What you are asked to do: In the data that follows, count each line holding the string "Output"; answer with the number only.

=-=-=-=-=

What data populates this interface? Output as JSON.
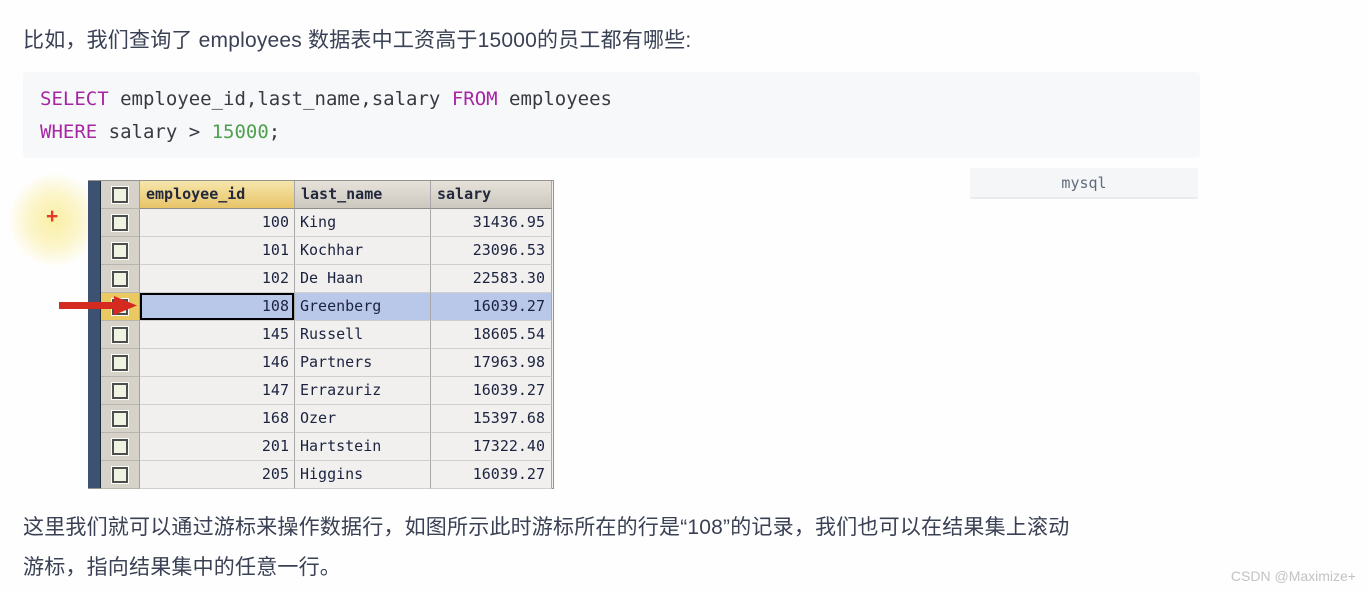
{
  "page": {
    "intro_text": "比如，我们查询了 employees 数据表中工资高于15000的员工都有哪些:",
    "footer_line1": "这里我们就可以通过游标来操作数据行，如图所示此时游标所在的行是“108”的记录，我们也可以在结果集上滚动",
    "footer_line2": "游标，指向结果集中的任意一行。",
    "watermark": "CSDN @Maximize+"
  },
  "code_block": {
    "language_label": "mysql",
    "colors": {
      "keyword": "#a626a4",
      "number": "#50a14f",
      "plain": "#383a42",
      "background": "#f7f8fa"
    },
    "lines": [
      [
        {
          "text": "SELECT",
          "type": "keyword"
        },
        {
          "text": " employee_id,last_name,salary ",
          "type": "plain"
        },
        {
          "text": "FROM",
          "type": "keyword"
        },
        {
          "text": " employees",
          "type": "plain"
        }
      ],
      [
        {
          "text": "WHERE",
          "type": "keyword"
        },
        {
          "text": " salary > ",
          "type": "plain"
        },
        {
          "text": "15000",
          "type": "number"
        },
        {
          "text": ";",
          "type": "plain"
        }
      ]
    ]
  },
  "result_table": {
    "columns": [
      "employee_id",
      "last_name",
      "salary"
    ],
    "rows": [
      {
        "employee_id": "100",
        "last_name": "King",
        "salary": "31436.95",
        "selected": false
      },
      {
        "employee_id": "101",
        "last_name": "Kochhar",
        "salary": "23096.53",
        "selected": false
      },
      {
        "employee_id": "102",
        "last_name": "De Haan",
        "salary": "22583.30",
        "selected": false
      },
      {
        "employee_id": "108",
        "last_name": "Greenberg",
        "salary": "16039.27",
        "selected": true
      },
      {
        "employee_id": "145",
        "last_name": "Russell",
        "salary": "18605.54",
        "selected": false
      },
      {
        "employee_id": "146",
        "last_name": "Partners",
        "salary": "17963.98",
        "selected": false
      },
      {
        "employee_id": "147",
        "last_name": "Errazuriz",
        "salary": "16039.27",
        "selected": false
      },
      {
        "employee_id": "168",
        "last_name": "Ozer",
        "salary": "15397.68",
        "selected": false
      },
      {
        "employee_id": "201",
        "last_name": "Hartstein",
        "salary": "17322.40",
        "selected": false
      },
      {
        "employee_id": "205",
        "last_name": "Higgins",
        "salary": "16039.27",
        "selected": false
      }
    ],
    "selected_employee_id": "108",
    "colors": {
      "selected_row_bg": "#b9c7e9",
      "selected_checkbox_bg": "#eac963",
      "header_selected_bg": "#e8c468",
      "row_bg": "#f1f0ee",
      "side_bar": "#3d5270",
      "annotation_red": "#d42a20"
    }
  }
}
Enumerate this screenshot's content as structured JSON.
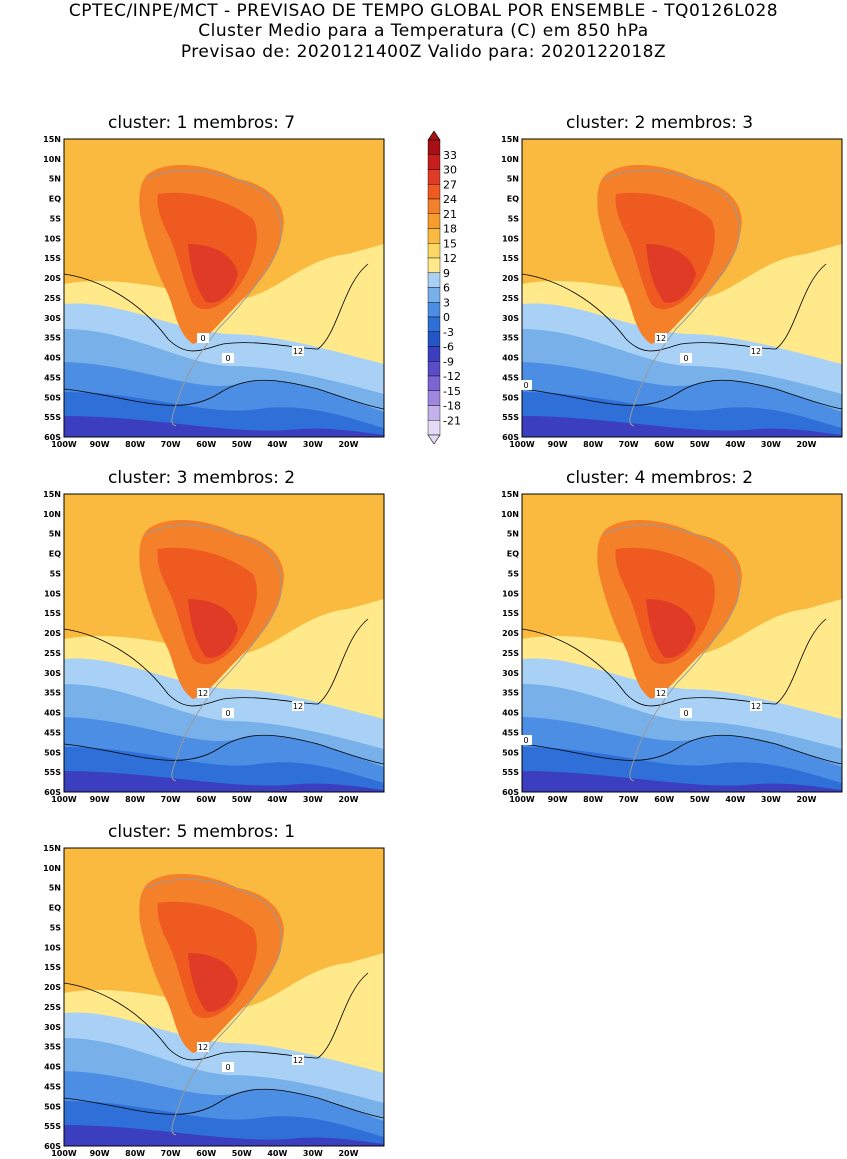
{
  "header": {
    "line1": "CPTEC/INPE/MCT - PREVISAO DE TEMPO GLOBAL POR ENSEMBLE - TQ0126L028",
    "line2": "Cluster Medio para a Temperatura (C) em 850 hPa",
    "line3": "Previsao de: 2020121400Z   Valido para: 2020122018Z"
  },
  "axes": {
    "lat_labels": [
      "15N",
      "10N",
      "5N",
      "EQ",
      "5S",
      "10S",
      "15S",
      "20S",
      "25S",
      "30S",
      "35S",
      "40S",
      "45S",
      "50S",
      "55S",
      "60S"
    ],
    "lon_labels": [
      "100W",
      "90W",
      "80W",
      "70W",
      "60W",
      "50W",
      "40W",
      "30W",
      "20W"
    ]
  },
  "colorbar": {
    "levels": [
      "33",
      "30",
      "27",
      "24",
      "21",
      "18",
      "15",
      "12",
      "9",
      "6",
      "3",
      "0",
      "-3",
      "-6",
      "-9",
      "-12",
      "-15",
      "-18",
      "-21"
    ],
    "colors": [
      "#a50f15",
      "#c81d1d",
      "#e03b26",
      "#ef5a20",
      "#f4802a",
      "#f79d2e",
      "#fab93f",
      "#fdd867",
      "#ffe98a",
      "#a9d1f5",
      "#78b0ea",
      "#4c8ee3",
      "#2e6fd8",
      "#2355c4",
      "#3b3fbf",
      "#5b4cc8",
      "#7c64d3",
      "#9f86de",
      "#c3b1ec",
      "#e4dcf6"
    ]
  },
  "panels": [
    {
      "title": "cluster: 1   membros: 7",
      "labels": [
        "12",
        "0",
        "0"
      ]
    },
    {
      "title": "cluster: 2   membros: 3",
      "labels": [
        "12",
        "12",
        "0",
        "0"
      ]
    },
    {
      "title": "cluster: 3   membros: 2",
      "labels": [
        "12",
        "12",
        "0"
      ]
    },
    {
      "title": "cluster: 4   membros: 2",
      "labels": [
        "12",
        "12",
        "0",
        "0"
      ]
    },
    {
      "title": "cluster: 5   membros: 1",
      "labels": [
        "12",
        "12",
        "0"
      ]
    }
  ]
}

=-=-=-=-=

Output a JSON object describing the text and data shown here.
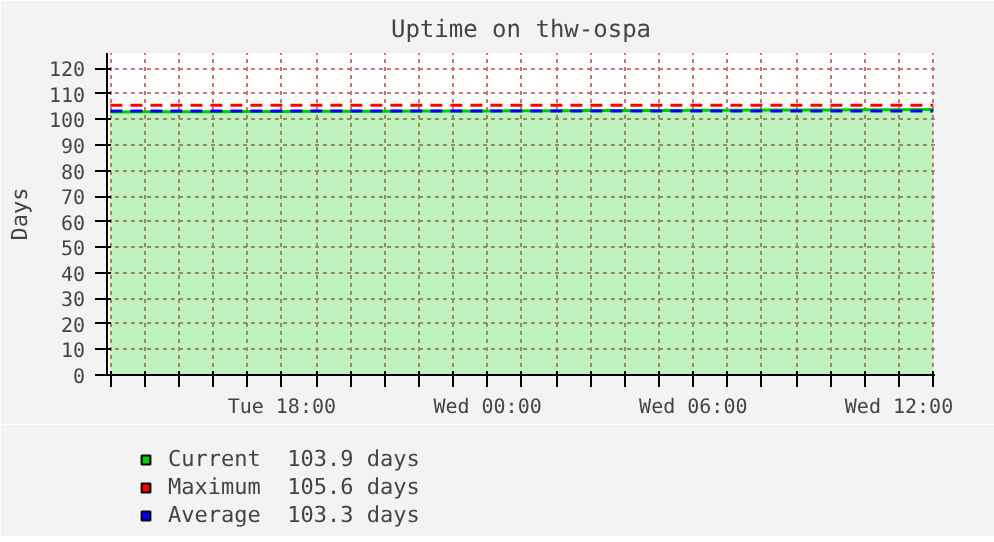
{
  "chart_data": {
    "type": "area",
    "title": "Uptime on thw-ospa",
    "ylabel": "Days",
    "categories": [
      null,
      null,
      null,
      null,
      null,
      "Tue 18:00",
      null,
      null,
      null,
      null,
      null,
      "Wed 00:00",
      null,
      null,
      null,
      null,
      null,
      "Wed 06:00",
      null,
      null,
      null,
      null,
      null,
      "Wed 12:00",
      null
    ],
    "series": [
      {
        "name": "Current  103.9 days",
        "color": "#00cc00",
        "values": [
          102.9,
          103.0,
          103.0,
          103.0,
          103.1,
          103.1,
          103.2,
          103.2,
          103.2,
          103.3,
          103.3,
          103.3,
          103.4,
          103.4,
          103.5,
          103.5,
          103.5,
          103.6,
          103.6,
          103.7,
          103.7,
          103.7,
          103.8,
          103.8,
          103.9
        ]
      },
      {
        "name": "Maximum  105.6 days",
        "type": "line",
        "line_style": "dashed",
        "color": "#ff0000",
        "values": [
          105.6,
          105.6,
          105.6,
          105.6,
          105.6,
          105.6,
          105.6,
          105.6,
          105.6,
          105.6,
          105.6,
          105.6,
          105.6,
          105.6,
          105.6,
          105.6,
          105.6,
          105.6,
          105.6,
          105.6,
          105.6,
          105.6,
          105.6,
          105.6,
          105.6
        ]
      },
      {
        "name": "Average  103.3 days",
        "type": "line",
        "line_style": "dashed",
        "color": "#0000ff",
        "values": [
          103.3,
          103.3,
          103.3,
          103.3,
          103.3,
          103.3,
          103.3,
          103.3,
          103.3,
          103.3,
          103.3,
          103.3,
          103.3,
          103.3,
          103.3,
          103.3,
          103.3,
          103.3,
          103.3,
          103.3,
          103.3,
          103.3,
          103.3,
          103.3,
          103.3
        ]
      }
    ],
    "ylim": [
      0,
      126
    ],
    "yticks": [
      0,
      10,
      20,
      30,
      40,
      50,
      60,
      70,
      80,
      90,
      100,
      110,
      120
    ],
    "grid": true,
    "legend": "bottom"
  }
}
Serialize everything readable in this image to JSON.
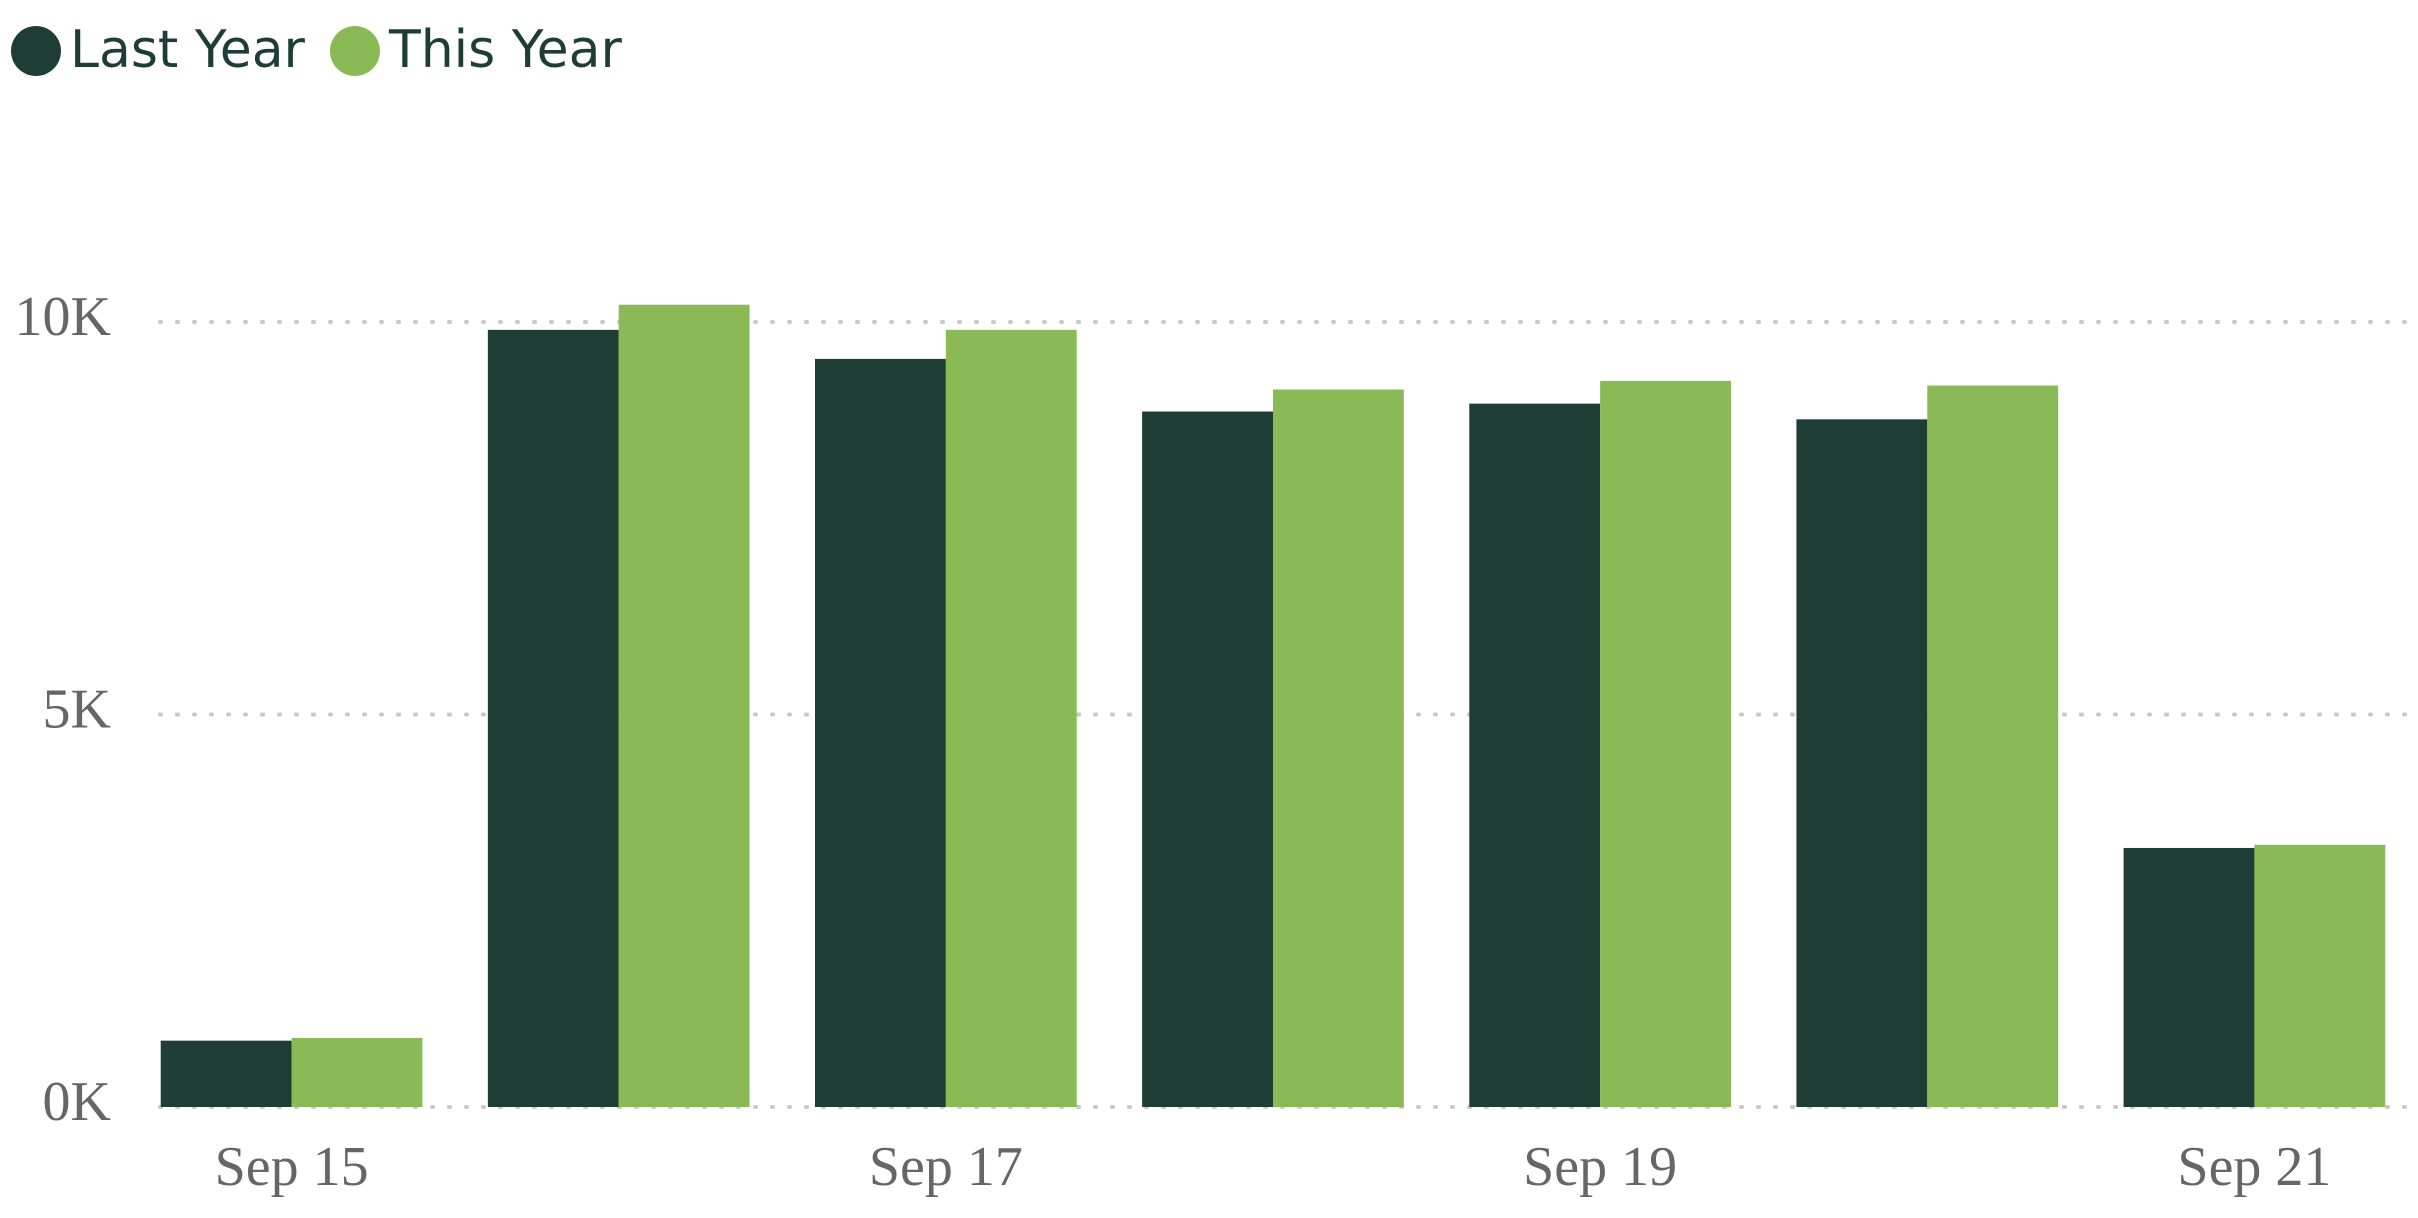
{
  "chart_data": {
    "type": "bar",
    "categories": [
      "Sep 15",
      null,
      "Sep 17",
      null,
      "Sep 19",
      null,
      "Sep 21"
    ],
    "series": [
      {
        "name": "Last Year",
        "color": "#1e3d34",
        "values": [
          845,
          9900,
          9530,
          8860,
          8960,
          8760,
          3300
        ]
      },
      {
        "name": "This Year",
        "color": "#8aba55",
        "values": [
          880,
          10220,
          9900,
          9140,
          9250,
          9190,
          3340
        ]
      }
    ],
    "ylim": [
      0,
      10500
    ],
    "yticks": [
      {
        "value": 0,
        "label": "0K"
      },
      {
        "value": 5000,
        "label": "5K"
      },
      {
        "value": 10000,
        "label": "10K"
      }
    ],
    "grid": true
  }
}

=-=-=-=-=

Solution to this task: 2